# start of Exercise input
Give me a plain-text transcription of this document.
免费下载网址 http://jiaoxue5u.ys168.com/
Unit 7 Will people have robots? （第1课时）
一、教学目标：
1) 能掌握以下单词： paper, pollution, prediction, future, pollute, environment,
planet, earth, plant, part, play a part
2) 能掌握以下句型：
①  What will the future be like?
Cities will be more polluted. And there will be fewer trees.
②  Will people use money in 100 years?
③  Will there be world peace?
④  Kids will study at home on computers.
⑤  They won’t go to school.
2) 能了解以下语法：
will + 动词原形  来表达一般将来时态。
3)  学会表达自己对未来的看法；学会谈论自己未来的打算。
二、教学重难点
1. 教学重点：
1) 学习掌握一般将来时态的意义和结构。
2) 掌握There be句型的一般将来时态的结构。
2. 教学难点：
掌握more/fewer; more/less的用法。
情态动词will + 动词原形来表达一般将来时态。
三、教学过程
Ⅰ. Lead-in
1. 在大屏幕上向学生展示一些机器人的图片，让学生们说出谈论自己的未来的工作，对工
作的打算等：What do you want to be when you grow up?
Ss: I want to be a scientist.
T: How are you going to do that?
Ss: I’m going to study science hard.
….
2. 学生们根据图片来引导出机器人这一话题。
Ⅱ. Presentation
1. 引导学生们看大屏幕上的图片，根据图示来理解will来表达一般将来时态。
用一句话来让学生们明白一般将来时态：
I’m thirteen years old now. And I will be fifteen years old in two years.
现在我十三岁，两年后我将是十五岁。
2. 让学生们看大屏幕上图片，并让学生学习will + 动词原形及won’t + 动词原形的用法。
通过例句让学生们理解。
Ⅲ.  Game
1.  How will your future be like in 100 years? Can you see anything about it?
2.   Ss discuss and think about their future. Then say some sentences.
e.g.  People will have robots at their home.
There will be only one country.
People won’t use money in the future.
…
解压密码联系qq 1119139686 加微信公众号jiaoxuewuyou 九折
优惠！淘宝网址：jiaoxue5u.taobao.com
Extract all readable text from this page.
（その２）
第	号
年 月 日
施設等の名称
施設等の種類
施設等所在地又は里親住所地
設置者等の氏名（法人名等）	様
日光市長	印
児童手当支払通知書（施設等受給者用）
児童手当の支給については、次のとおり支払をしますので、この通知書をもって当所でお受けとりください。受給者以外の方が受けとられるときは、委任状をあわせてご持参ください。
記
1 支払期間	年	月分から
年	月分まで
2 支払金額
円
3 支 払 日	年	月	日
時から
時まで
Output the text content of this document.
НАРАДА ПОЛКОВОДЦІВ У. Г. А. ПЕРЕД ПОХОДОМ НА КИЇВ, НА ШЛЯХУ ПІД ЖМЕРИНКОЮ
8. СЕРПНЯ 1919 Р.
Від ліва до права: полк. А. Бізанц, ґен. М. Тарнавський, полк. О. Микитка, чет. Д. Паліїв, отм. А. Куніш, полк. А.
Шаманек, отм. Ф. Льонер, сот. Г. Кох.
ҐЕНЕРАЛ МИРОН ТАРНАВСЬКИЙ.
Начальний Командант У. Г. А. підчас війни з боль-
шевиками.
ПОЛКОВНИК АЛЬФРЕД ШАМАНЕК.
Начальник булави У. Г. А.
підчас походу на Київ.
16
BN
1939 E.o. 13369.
# end of Exercise input
→ Required task:
Reproduce each line from the records that contains the word "this".

→ Finished task:
Give me a plain-text transcription of this document.
Extract all readable text from this page.
Output the text content of this document.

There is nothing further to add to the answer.